- WRITTEN INSTRUCTION
From the data that follows, copy every line holding the string "bldr".
▬▬▬
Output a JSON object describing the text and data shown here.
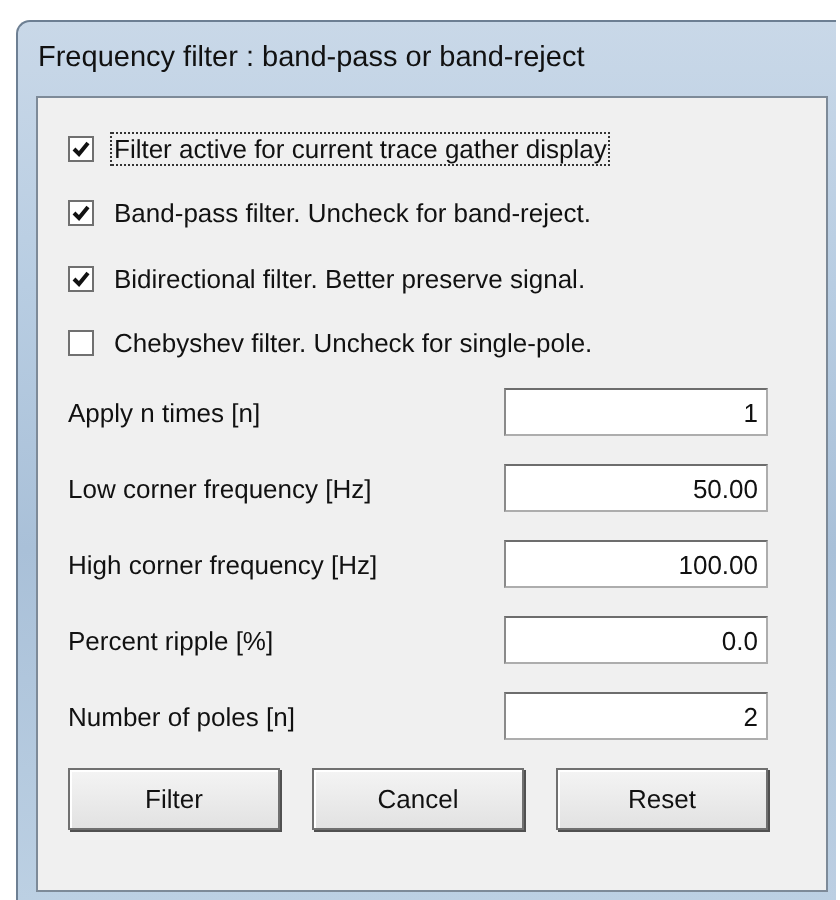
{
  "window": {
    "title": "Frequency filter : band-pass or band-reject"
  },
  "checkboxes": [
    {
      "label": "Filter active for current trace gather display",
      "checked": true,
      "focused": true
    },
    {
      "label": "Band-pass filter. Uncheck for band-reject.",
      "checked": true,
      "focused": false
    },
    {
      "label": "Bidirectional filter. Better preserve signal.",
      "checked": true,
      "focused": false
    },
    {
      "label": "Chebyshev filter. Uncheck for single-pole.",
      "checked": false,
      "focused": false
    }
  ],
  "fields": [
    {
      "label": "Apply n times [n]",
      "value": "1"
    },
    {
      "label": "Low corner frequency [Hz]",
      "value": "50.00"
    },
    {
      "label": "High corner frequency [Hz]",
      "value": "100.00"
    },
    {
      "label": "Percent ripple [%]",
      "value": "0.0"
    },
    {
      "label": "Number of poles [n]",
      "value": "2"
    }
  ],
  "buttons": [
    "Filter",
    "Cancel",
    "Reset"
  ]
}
▬▬▬
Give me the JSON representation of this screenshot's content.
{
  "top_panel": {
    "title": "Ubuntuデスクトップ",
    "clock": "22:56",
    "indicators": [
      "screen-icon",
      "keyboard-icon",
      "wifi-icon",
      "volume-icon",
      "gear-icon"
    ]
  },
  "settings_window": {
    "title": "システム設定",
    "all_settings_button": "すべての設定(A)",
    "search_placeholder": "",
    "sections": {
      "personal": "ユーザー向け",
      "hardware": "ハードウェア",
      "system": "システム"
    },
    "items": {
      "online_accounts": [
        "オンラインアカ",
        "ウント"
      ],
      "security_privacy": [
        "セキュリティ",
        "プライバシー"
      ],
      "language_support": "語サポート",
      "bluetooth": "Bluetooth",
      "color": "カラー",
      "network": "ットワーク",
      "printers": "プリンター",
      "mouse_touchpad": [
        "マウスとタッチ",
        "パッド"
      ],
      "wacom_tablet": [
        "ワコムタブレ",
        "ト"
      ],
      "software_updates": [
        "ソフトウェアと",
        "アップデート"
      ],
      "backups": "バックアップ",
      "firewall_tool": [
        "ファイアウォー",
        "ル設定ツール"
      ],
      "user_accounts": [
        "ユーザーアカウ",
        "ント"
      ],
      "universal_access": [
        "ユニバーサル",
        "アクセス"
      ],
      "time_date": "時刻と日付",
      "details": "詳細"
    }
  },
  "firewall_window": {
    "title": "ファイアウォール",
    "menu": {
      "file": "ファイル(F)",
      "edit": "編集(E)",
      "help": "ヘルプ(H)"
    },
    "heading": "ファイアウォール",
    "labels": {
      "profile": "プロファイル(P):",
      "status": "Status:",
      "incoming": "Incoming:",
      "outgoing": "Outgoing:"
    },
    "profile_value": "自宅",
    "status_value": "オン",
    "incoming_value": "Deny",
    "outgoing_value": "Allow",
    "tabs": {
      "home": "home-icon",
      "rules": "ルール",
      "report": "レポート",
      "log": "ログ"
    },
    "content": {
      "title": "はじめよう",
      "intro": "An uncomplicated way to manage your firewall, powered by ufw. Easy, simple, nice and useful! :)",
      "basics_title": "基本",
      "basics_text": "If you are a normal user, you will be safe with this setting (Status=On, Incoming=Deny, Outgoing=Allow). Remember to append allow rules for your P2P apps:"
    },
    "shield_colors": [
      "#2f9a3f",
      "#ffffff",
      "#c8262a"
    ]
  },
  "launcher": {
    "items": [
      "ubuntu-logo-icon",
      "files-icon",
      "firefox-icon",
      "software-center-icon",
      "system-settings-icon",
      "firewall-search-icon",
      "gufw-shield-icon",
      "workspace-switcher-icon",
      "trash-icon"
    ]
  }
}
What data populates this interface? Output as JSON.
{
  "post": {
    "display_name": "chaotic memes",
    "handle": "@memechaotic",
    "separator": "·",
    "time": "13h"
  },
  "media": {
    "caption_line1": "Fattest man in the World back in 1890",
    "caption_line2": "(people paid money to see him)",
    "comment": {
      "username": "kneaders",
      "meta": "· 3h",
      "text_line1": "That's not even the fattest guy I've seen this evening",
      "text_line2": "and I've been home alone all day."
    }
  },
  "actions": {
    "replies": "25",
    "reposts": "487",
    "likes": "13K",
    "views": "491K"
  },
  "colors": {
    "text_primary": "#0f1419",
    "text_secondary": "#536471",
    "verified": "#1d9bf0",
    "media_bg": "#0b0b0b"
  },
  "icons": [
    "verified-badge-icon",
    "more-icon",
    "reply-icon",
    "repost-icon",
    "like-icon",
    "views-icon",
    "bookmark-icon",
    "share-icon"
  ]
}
▬▬▬
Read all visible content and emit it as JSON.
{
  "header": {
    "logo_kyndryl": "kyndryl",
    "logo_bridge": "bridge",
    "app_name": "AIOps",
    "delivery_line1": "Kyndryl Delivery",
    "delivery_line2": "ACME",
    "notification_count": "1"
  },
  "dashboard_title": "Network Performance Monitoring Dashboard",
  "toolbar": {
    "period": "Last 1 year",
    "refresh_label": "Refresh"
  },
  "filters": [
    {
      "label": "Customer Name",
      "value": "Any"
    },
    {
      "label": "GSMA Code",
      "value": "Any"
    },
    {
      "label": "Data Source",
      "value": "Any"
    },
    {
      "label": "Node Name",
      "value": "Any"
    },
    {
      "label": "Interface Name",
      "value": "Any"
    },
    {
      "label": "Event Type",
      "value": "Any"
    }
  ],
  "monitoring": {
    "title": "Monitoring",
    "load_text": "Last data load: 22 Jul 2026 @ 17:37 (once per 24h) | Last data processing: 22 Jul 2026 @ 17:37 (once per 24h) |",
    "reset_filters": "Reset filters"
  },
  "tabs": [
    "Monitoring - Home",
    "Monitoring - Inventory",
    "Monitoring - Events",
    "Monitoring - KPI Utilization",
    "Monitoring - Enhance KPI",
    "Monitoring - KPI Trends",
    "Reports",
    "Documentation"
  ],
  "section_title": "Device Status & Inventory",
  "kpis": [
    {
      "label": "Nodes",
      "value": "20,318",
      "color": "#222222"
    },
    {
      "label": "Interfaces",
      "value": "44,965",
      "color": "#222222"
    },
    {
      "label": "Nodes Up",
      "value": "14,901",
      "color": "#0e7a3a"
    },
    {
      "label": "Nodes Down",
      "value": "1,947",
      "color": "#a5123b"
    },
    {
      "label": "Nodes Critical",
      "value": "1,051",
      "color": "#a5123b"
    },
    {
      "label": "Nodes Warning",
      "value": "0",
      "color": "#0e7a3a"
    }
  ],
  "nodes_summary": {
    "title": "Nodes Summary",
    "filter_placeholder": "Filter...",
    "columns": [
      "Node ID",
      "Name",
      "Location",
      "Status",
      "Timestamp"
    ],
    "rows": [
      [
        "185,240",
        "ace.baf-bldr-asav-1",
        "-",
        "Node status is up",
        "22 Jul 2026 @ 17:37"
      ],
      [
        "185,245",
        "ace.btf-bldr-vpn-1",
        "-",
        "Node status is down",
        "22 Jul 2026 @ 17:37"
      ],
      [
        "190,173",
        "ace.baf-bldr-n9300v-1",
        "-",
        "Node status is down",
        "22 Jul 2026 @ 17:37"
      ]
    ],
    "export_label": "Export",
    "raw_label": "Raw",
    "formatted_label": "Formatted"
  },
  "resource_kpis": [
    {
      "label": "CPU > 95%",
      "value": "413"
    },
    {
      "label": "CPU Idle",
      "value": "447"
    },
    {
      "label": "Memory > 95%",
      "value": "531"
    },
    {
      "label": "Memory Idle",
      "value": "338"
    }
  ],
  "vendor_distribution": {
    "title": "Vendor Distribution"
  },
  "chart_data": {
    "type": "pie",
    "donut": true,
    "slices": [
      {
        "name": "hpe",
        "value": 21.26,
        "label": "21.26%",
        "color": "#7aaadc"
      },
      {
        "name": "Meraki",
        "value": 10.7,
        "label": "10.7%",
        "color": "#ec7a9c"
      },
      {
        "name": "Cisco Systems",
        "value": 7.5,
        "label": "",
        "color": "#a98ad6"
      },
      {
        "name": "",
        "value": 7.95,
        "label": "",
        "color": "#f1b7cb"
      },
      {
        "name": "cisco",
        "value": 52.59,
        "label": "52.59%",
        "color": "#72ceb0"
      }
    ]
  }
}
▬▬▬
- RESPONSE BELOW
        "ace.baf-bldr-asav-1",
        "ace.btf-bldr-vpn-1",
        "ace.baf-bldr-n9300v-1",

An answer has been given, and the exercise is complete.